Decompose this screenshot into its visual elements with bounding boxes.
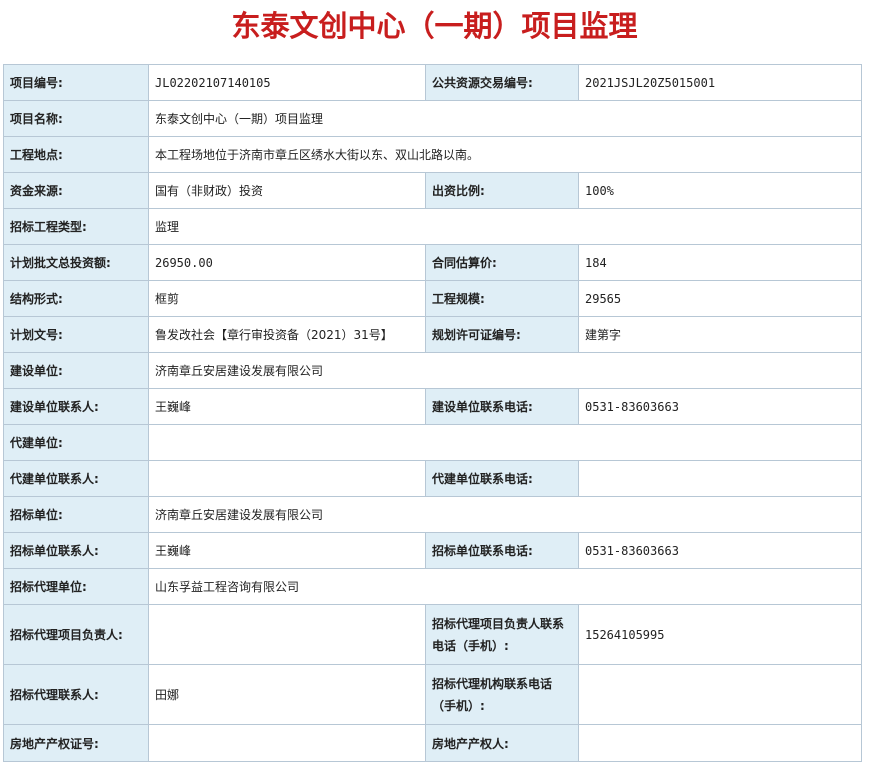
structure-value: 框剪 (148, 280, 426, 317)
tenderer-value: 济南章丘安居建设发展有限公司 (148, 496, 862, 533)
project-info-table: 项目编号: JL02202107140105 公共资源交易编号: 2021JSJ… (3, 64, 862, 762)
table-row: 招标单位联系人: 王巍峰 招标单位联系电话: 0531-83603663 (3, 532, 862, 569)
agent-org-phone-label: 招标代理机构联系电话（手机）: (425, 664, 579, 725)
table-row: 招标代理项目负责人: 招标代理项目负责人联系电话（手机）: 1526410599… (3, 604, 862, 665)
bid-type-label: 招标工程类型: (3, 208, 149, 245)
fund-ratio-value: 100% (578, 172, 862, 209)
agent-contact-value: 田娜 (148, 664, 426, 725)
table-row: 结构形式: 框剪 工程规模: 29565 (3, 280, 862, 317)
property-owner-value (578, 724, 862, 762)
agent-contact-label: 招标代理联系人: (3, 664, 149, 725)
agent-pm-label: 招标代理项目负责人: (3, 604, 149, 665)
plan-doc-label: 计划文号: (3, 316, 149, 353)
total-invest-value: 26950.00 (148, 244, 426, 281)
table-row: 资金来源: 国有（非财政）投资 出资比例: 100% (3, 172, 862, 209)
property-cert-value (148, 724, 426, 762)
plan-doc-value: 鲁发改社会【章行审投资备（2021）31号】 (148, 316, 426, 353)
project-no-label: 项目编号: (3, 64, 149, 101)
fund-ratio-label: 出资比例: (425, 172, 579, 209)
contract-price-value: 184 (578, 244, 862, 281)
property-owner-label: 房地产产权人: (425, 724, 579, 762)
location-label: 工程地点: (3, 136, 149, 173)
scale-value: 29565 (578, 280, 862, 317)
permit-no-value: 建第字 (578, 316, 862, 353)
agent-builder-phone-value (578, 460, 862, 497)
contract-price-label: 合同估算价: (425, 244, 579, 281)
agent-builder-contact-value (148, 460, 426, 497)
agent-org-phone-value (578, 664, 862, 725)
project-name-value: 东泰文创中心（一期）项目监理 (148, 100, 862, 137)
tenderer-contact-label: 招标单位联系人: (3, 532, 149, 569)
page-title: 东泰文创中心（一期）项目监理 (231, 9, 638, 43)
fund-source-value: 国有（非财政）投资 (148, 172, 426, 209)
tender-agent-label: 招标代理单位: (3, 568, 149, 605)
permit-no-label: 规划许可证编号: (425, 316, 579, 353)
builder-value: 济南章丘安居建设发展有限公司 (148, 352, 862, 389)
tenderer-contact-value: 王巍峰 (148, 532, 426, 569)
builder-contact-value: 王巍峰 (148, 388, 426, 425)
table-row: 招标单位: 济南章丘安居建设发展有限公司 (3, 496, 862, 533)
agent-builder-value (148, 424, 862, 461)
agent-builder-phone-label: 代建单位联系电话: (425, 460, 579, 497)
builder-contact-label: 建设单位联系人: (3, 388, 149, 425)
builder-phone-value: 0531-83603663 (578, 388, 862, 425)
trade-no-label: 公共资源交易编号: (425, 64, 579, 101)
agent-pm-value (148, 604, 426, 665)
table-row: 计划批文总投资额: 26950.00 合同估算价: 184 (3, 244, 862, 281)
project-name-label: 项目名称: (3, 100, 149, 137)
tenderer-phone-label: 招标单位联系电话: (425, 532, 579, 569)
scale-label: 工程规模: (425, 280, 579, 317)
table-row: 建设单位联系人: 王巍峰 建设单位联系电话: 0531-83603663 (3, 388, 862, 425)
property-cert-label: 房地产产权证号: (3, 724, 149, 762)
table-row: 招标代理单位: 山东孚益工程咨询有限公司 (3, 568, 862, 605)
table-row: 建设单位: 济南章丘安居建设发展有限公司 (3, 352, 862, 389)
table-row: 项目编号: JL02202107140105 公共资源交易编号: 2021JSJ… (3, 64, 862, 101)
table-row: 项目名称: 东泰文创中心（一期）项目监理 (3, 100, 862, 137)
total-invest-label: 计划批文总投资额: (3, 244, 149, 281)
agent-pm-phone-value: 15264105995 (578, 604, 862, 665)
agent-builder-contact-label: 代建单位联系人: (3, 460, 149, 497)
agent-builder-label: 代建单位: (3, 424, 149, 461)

-=-=-=-=-

**Requirement:**
Turn the material above into a Markdown table with two columns, "No." and "Entry," putting each line in its own numbered row. Skip any blank lines, and leave the picture out.

**Exercise output:**
| No. | Entry |
|---|---|
| 1 | Decompose this screenshot into its visual elements with bounding boxes. |
| 2 | structure-value: 框剪 (148, 280, 426, 317) |
| 3 | tenderer-value: 济南章丘安居建设发展有限公司 (148, 496, 862, 533) |
| 4 | project-info-table: 项目编号: JL02202107140105 公共资源交易编号: 2021JSJ… (3, 64, 862, 762) |
| 5 | table-row: 招标单位联系人: 王巍峰 招标单位联系电话: 0531-83603663 (3, 532, 862, 569) |
| 6 | agent-org-phone-label: 招标代理机构联系电话（手机）: (425, 664, 579, 725) |
| 7 | table-row: 招标代理项目负责人: 招标代理项目负责人联系电话（手机）: 1526410599… (3, 604, 862, 665) |
| 8 | bid-type-label: 招标工程类型: (3, 208, 149, 245) |
| 9 | fund-ratio-value: 100% (578, 172, 862, 209) |
| 10 | agent-contact-value: 田娜 (148, 664, 426, 725) |
| 11 | table-row: 结构形式: 框剪 工程规模: 29565 (3, 280, 862, 317) |
| 12 | property-owner-value (578, 724, 862, 762) |
| 13 | agent-contact-label: 招标代理联系人: (3, 664, 149, 725) |
| 14 | agent-pm-label: 招标代理项目负责人: (3, 604, 149, 665) |
| 15 | plan-doc-label: 计划文号: (3, 316, 149, 353) |
| 16 | total-invest-value: 26950.00 (148, 244, 426, 281) |
| 17 | table-row: 资金来源: 国有（非财政）投资 出资比例: 100% (3, 172, 862, 209) |
| 18 | property-cert-value (148, 724, 426, 762) |
| 19 | plan-doc-value: 鲁发改社会【章行审投资备（2021）31号】 (148, 316, 426, 353) |
| 20 | project-no-label: 项目编号: (3, 64, 149, 101) |
| 21 | fund-ratio-label: 出资比例: (425, 172, 579, 209) |
| 22 | contract-price-value: 184 (578, 244, 862, 281) |
| 23 | property-owner-label: 房地产产权人: (425, 724, 579, 762) |
| 24 | location-label: 工程地点: (3, 136, 149, 173) |
| 25 | scale-value: 29565 (578, 280, 862, 317) |
| 26 | permit-no-value: 建第字 (578, 316, 862, 353) |
| 27 | agent-builder-phone-value (578, 460, 862, 497) |
| 28 | contract-price-label: 合同估算价: (425, 244, 579, 281) |
| 29 | agent-builder-contact-value (148, 460, 426, 497) |
| 30 | agent-org-phone-value (578, 664, 862, 725) |
| 31 | project-name-value: 东泰文创中心（一期）项目监理 (148, 100, 862, 137) |
| 32 | tenderer-contact-label: 招标单位联系人: (3, 532, 149, 569) |
| 33 | page-title: 东泰文创中心（一期）项目监理 (231, 9, 638, 43) |
| 34 | fund-source-value: 国有（非财政）投资 (148, 172, 426, 209) |
| 35 | tender-agent-label: 招标代理单位: (3, 568, 149, 605) |
| 36 | permit-no-label: 规划许可证编号: (425, 316, 579, 353) |
| 37 | builder-value: 济南章丘安居建设发展有限公司 (148, 352, 862, 389) |
| 38 | tenderer-contact-value: 王巍峰 (148, 532, 426, 569) |
| 39 | builder-contact-value: 王巍峰 (148, 388, 426, 425) |
| 40 | table-row: 招标单位: 济南章丘安居建设发展有限公司 (3, 496, 862, 533) |
| 41 | agent-builder-value (148, 424, 862, 461) |
| 42 | agent-builder-phone-label: 代建单位联系电话: (425, 460, 579, 497) |
| 43 | builder-contact-label: 建设单位联系人: (3, 388, 149, 425) |
| 44 | builder-phone-value: 0531-83603663 (578, 388, 862, 425) |
| 45 | trade-no-label: 公共资源交易编号: (425, 64, 579, 101) |
| 46 | agent-pm-value (148, 604, 426, 665) |
| 47 | table-row: 计划批文总投资额: 26950.00 合同估算价: 184 (3, 244, 862, 281) |
| 48 | project-name-label: 项目名称: (3, 100, 149, 137) |
| 49 | tenderer-phone-label: 招标单位联系电话: (425, 532, 579, 569) |
| 50 | scale-label: 工程规模: (425, 280, 579, 317) |
| 51 | table-row: 建设单位联系人: 王巍峰 建设单位联系电话: 0531-83603663 (3, 388, 862, 425) |
| 52 | property-cert-label: 房地产产权证号: (3, 724, 149, 762) |
| 53 | table-row: 招标代理单位: 山东孚益工程咨询有限公司 (3, 568, 862, 605) |
| 54 | table-row: 建设单位: 济南章丘安居建设发展有限公司 (3, 352, 862, 389) |
| 55 | table-row: 项目编号: JL02202107140105 公共资源交易编号: 2021JSJ… (3, 64, 862, 101) |
| 56 | table-row: 项目名称: 东泰文创中心（一期）项目监理 (3, 100, 862, 137) |
| 57 | total-invest-label: 计划批文总投资额: (3, 244, 149, 281) |
| 58 | agent-pm-phone-value: 15264105995 (578, 604, 862, 665) |
| 59 | agent-builder-contact-label: 代建单位联系人: (3, 460, 149, 497) |
| 60 | agent-builder-label: 代建单位: (3, 424, 149, 461) |